Source records:
##############################

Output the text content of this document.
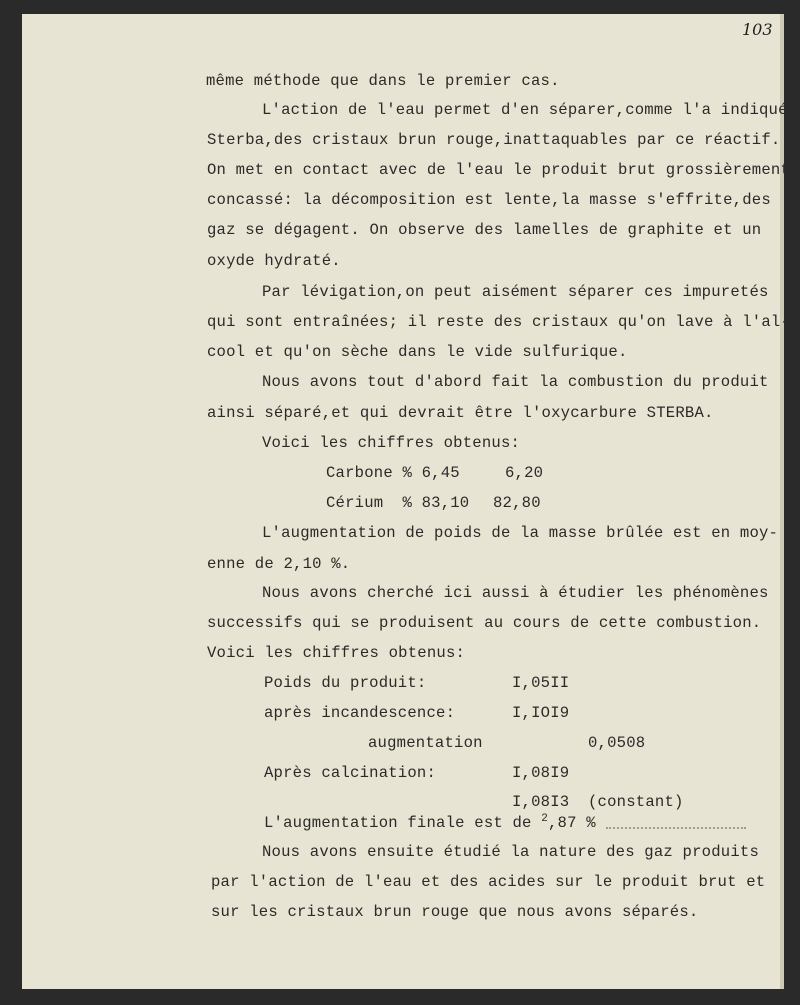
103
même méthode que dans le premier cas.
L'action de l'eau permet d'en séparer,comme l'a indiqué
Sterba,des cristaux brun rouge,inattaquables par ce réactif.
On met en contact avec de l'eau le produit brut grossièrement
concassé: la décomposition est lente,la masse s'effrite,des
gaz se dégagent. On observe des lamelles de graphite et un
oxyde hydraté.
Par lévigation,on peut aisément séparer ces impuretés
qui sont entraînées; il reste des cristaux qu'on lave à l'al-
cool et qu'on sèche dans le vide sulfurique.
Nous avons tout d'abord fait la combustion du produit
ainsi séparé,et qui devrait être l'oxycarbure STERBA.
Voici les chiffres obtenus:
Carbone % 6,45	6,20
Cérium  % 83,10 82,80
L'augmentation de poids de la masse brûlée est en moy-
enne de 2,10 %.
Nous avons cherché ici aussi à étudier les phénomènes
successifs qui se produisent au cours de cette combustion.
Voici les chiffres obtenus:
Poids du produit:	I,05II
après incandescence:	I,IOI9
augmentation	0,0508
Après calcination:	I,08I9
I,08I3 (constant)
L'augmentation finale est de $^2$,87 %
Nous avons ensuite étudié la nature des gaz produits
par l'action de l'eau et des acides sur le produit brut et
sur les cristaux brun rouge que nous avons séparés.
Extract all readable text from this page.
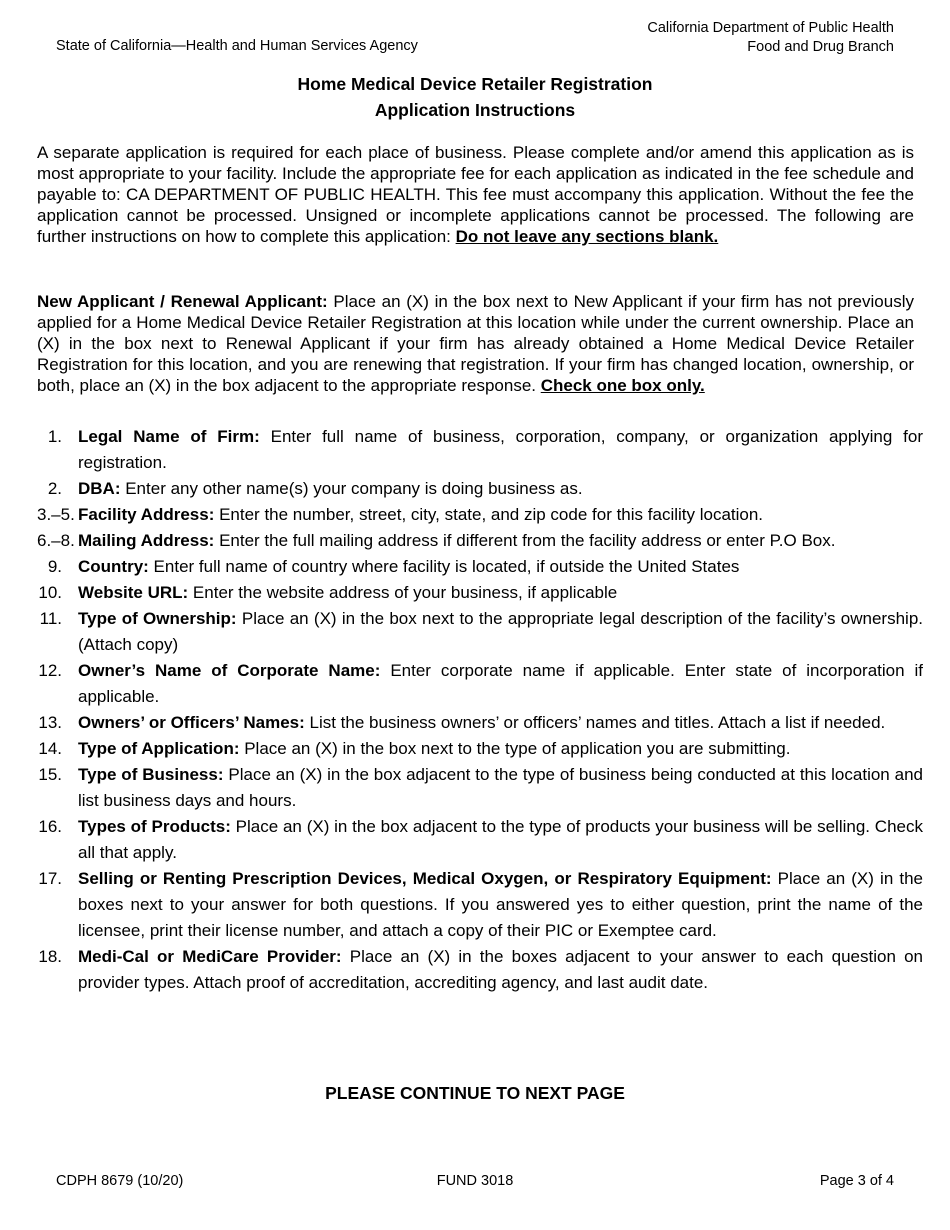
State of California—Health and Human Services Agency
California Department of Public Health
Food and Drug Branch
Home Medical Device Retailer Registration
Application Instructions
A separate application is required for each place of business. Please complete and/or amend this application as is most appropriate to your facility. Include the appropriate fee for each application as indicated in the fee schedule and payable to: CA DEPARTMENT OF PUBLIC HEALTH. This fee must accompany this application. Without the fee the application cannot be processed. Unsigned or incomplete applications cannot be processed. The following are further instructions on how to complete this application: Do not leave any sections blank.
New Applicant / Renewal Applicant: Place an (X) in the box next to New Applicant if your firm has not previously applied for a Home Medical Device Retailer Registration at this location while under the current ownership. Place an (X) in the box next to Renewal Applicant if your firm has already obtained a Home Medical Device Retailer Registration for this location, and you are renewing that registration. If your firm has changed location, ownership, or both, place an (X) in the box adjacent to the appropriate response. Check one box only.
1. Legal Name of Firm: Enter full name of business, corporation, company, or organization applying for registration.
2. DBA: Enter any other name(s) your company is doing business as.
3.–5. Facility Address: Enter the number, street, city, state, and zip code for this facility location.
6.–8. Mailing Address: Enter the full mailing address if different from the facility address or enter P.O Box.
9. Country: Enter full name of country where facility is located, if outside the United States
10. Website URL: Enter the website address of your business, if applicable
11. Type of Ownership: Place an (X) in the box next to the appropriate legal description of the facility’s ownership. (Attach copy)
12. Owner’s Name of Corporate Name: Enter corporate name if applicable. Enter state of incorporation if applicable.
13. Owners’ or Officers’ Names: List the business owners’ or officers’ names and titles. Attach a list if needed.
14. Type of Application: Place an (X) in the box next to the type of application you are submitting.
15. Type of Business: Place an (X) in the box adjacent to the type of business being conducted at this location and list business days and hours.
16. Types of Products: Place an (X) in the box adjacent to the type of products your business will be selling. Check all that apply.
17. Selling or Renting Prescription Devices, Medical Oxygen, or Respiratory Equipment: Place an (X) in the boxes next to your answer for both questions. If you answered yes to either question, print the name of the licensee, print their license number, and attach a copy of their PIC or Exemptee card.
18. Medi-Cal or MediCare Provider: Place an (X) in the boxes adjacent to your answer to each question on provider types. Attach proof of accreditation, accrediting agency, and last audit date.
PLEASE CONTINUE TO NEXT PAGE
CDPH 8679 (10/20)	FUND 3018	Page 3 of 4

##############################

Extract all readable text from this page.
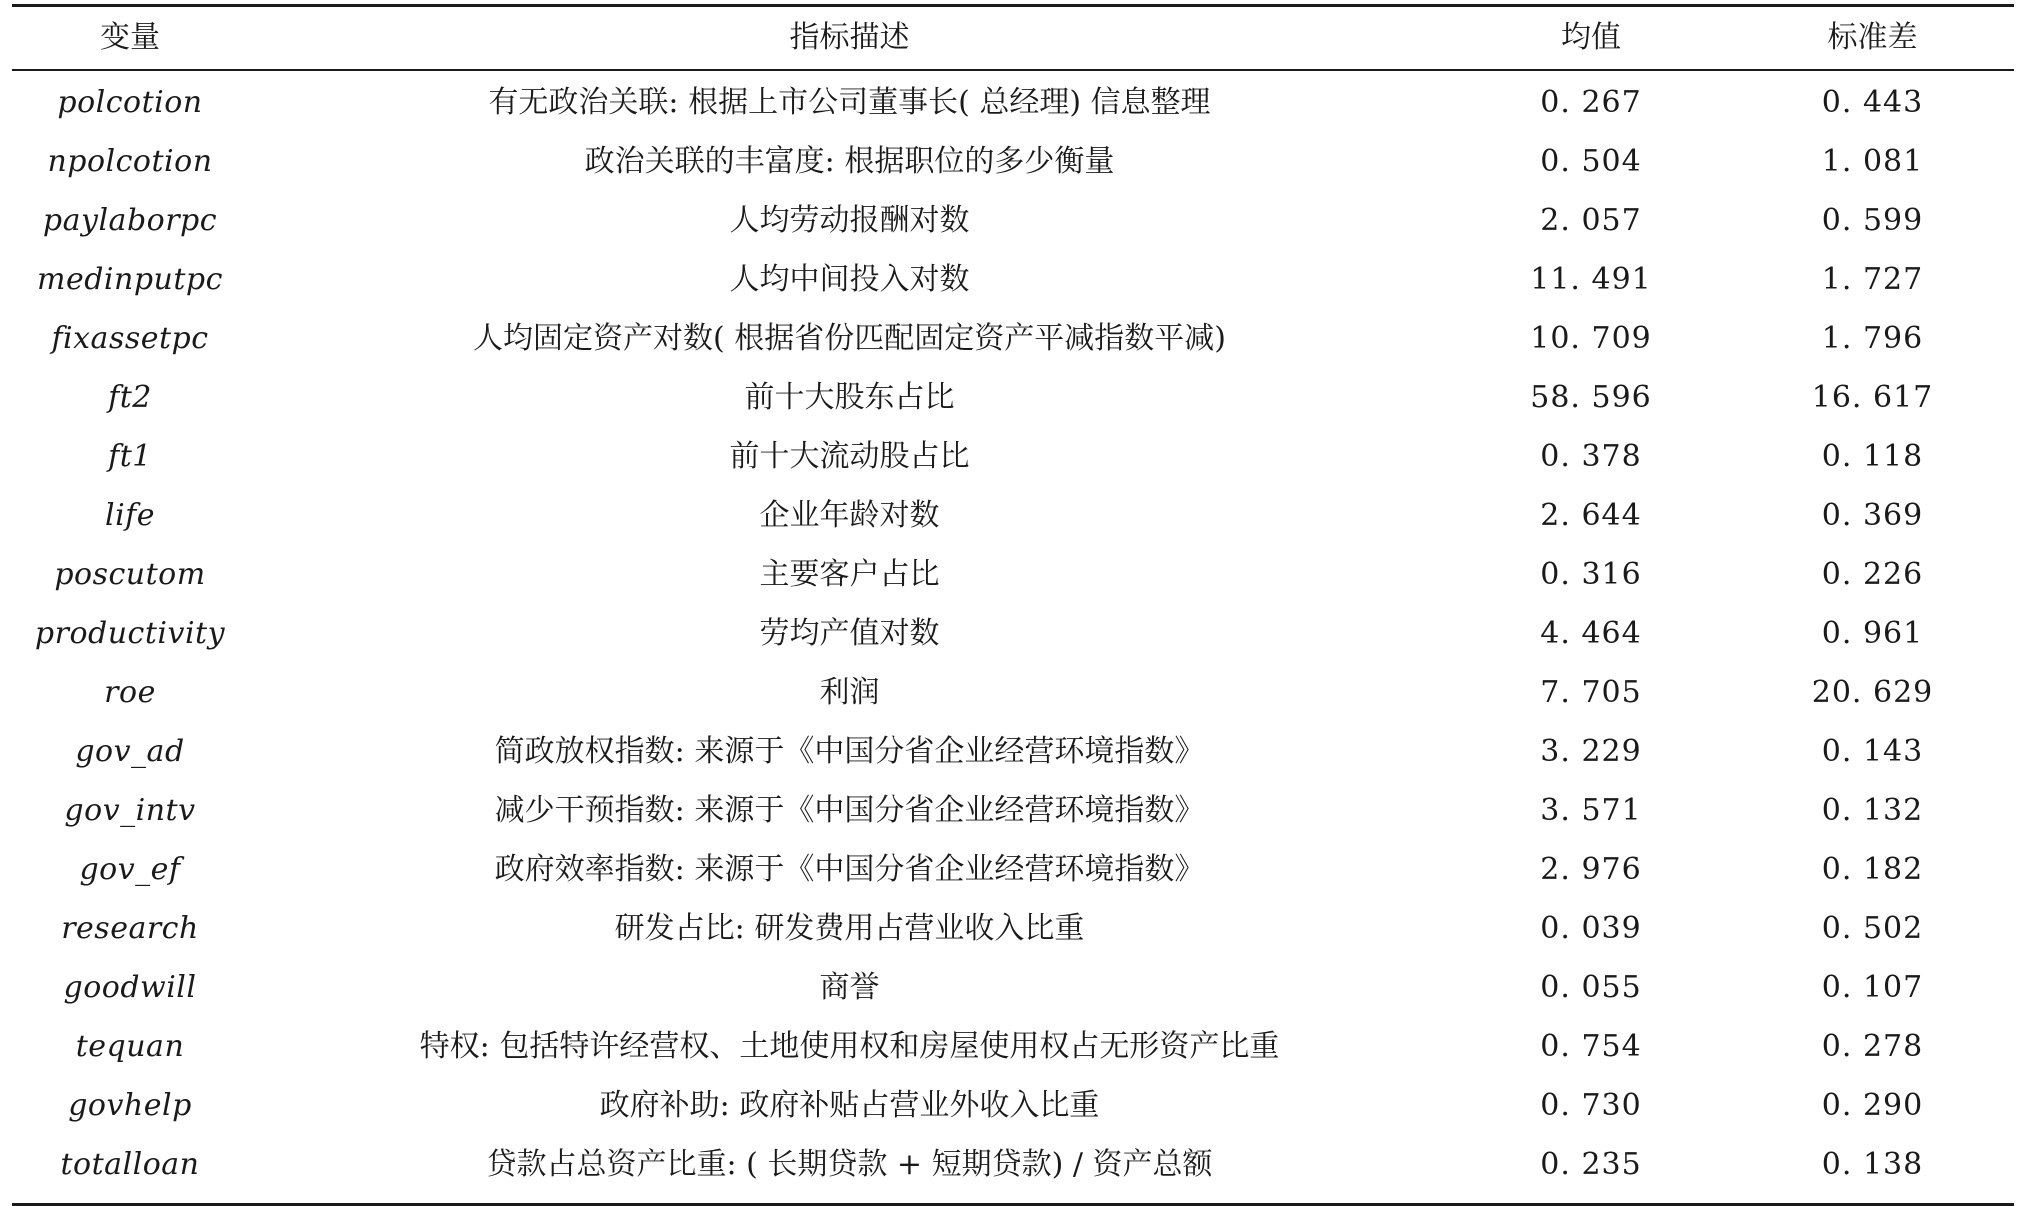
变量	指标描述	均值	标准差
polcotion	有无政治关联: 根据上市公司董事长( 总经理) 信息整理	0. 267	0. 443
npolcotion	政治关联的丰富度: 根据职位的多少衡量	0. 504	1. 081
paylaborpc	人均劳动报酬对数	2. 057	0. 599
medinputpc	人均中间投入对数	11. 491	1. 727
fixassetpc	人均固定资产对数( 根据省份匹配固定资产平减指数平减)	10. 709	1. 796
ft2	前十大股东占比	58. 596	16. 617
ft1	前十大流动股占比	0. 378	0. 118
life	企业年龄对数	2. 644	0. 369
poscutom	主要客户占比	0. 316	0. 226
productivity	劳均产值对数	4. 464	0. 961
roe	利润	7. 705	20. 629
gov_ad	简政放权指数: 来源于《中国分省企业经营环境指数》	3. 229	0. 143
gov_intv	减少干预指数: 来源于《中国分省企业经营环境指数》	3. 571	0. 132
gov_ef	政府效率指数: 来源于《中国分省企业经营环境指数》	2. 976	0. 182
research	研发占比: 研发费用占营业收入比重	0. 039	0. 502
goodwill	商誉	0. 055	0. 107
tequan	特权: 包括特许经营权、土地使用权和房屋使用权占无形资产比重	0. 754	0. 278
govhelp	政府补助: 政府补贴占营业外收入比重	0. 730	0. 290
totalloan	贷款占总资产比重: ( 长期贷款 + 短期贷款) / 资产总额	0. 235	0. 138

##############################

Provide the number of lines in the entries that include "brut", and no other text.

▶ **Answer in full**: 2